>>
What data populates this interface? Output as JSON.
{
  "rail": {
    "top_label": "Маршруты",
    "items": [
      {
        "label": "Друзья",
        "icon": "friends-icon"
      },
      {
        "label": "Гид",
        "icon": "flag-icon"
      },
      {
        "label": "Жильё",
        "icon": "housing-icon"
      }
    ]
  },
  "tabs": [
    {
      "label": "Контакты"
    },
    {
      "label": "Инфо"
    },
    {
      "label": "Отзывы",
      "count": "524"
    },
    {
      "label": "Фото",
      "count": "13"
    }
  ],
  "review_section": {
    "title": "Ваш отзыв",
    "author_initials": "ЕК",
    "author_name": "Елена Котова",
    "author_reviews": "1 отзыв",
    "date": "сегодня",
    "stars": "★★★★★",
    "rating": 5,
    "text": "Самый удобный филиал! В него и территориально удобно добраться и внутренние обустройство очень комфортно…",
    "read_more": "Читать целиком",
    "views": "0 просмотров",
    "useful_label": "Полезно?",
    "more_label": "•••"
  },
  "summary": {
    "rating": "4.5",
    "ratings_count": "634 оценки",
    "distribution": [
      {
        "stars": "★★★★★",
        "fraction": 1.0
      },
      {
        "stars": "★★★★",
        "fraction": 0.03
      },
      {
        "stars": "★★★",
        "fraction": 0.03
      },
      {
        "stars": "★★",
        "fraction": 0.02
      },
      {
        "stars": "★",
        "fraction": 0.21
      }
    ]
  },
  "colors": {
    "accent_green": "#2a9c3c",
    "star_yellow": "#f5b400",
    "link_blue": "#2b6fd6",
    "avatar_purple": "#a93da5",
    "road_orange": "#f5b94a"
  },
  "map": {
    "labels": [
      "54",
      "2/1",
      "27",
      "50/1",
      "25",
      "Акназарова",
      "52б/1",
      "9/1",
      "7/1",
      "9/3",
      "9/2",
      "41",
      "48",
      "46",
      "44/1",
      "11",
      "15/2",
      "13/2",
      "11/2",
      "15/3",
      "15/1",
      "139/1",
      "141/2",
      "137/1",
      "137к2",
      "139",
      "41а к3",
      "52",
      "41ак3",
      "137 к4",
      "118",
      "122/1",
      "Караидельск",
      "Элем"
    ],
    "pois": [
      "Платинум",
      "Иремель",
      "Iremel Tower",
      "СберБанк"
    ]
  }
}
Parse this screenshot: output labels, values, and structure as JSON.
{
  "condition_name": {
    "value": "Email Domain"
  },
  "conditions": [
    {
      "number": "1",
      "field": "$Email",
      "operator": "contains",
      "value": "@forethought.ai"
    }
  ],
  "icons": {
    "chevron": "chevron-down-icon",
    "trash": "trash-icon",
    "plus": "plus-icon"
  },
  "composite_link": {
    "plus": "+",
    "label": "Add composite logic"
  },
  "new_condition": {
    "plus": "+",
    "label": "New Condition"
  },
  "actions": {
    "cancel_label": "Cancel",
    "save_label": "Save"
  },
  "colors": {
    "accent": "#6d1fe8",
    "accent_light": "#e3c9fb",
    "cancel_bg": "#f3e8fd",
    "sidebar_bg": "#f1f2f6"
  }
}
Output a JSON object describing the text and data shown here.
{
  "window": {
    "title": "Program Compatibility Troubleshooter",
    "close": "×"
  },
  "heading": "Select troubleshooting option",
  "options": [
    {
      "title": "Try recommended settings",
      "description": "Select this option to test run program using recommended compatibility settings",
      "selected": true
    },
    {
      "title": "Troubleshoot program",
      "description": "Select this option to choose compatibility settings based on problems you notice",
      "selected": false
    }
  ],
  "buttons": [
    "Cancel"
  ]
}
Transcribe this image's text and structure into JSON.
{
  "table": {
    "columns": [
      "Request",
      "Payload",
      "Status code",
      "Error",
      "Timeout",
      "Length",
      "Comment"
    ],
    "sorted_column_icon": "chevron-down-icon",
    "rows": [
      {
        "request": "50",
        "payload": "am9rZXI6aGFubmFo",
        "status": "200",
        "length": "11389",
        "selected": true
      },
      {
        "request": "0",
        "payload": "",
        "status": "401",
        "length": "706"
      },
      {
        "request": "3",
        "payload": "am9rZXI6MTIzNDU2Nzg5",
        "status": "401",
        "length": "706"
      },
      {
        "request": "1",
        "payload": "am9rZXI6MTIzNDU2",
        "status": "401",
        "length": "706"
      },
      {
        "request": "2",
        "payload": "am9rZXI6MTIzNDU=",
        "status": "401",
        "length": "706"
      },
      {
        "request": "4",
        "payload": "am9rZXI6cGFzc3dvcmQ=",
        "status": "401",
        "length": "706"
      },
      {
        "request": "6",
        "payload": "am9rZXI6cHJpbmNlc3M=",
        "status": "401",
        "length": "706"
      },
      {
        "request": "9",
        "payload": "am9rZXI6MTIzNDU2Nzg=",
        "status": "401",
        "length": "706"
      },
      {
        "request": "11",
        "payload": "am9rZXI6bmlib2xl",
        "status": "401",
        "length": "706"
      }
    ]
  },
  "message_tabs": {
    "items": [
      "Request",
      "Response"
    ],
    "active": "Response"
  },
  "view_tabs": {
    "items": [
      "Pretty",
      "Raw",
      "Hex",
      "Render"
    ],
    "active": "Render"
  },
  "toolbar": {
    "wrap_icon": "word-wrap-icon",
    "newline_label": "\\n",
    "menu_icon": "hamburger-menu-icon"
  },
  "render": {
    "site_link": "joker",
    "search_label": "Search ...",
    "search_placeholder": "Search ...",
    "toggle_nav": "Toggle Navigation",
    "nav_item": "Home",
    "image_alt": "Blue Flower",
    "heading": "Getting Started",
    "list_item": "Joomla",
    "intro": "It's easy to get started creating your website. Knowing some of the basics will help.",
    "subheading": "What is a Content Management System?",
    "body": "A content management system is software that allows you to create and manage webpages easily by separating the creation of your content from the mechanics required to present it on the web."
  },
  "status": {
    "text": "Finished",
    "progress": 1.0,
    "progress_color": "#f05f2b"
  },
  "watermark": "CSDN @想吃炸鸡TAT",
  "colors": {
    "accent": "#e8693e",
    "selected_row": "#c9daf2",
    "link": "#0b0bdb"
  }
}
<<
Copy each entry exactly, with nothing added or dropped.

__OUTPUT FOR THIS EXERCISE__.
What data populates this interface? Output as JSON.
{
  "rail": {
    "top_label": "Маршруты",
    "items": [
      {
        "label": "Друзья",
        "icon": "friends-icon"
      },
      {
        "label": "Гид",
        "icon": "flag-icon"
      },
      {
        "label": "Жильё",
        "icon": "housing-icon"
      }
    ]
  },
  "tabs": [
    {
      "label": "Контакты"
    },
    {
      "label": "Инфо"
    },
    {
      "label": "Отзывы",
      "count": "524"
    },
    {
      "label": "Фото",
      "count": "13"
    }
  ],
  "review_section": {
    "title": "Ваш отзыв",
    "author_initials": "ЕК",
    "author_name": "Елена Котова",
    "author_reviews": "1 отзыв",
    "date": "сегодня",
    "stars": "★★★★★",
    "rating": 5,
    "text": "Самый удобный филиал! В него и территориально удобно добраться и внутренние обустройство очень комфортно…",
    "read_more": "Читать целиком",
    "views": "0 просмотров",
    "useful_label": "Полезно?",
    "more_label": "•••"
  },
  "summary": {
    "rating": "4.5",
    "ratings_count": "634 оценки",
    "distribution": [
      {
        "stars": "★★★★★",
        "fraction": 1.0
      },
      {
        "stars": "★★★★",
        "fraction": 0.03
      },
      {
        "stars": "★★★",
        "fraction": 0.03
      },
      {
        "stars": "★★",
        "fraction": 0.02
      },
      {
        "stars": "★",
        "fraction": 0.21
      }
    ]
  },
  "colors": {
    "accent_green": "#2a9c3c",
    "star_yellow": "#f5b400",
    "link_blue": "#2b6fd6",
    "avatar_purple": "#a93da5",
    "road_orange": "#f5b94a"
  },
  "map": {
    "labels": [
      "54",
      "2/1",
      "27",
      "50/1",
      "25",
      "Акназарова",
      "52б/1",
      "9/1",
      "7/1",
      "9/3",
      "9/2",
      "41",
      "48",
      "46",
      "44/1",
      "11",
      "15/2",
      "13/2",
      "11/2",
      "15/3",
      "15/1",
      "139/1",
      "141/2",
      "137/1",
      "137к2",
      "139",
      "41а к3",
      "52",
      "41ак3",
      "137 к4",
      "118",
      "122/1",
      "Караидельск",
      "Элем"
    ],
    "pois": [
      "Платинум",
      "Иремель",
      "Iremel Tower",
      "СберБанк"
    ]
  }
}
Parse this screenshot: output labels, values, and structure as JSON.
{
  "condition_name": {
    "value": "Email Domain"
  },
  "conditions": [
    {
      "number": "1",
      "field": "$Email",
      "operator": "contains",
      "value": "@forethought.ai"
    }
  ],
  "icons": {
    "chevron": "chevron-down-icon",
    "trash": "trash-icon",
    "plus": "plus-icon"
  },
  "composite_link": {
    "plus": "+",
    "label": "Add composite logic"
  },
  "new_condition": {
    "plus": "+",
    "label": "New Condition"
  },
  "actions": {
    "cancel_label": "Cancel",
    "save_label": "Save"
  },
  "colors": {
    "accent": "#6d1fe8",
    "accent_light": "#e3c9fb",
    "cancel_bg": "#f3e8fd",
    "sidebar_bg": "#f1f2f6"
  }
}
Output a JSON object describing the text and data shown here.
{
  "window": {
    "title": "Program Compatibility Troubleshooter",
    "close": "×"
  },
  "heading": "Select troubleshooting option",
  "options": [
    {
      "title": "Try recommended settings",
      "description": "Select this option to test run program using recommended compatibility settings",
      "selected": true
    },
    {
      "title": "Troubleshoot program",
      "description": "Select this option to choose compatibility settings based on problems you notice",
      "selected": false
    }
  ],
  "buttons": [
    "Cancel"
  ]
}
Transcribe this image's text and structure into JSON.
{
  "table": {
    "columns": [
      "Request",
      "Payload",
      "Status code",
      "Error",
      "Timeout",
      "Length",
      "Comment"
    ],
    "sorted_column_icon": "chevron-down-icon",
    "rows": [
      {
        "request": "50",
        "payload": "am9rZXI6aGFubmFo",
        "status": "200",
        "length": "11389",
        "selected": true
      },
      {
        "request": "0",
        "payload": "",
        "status": "401",
        "length": "706"
      },
      {
        "request": "3",
        "payload": "am9rZXI6MTIzNDU2Nzg5",
        "status": "401",
        "length": "706"
      },
      {
        "request": "1",
        "payload": "am9rZXI6MTIzNDU2",
        "status": "401",
        "length": "706"
      },
      {
        "request": "2",
        "payload": "am9rZXI6MTIzNDU=",
        "status": "401",
        "length": "706"
      },
      {
        "request": "4",
        "payload": "am9rZXI6cGFzc3dvcmQ=",
        "status": "401",
        "length": "706"
      },
      {
        "request": "6",
        "payload": "am9rZXI6cHJpbmNlc3M=",
        "status": "401",
        "length": "706"
      },
      {
        "request": "9",
        "payload": "am9rZXI6MTIzNDU2Nzg=",
        "status": "401",
        "length": "706"
      },
      {
        "request": "11",
        "payload": "am9rZXI6bmlib2xl",
        "status": "401",
        "length": "706"
      }
    ]
  },
  "message_tabs": {
    "items": [
      "Request",
      "Response"
    ],
    "active": "Response"
  },
  "view_tabs": {
    "items": [
      "Pretty",
      "Raw",
      "Hex",
      "Render"
    ],
    "active": "Render"
  },
  "toolbar": {
    "wrap_icon": "word-wrap-icon",
    "newline_label": "\\n",
    "menu_icon": "hamburger-menu-icon"
  },
  "render": {
    "site_link": "joker",
    "search_label": "Search ...",
    "search_placeholder": "Search ...",
    "toggle_nav": "Toggle Navigation",
    "nav_item": "Home",
    "image_alt": "Blue Flower",
    "heading": "Getting Started",
    "list_item": "Joomla",
    "intro": "It's easy to get started creating your website. Knowing some of the basics will help.",
    "subheading": "What is a Content Management System?",
    "body": "A content management system is software that allows you to create and manage webpages easily by separating the creation of your content from the mechanics required to present it on the web."
  },
  "status": {
    "text": "Finished",
    "progress": 1.0,
    "progress_color": "#f05f2b"
  },
  "watermark": "CSDN @想吃炸鸡TAT",
  "colors": {
    "accent": "#e8693e",
    "selected_row": "#c9daf2",
    "link": "#0b0bdb"
  }
}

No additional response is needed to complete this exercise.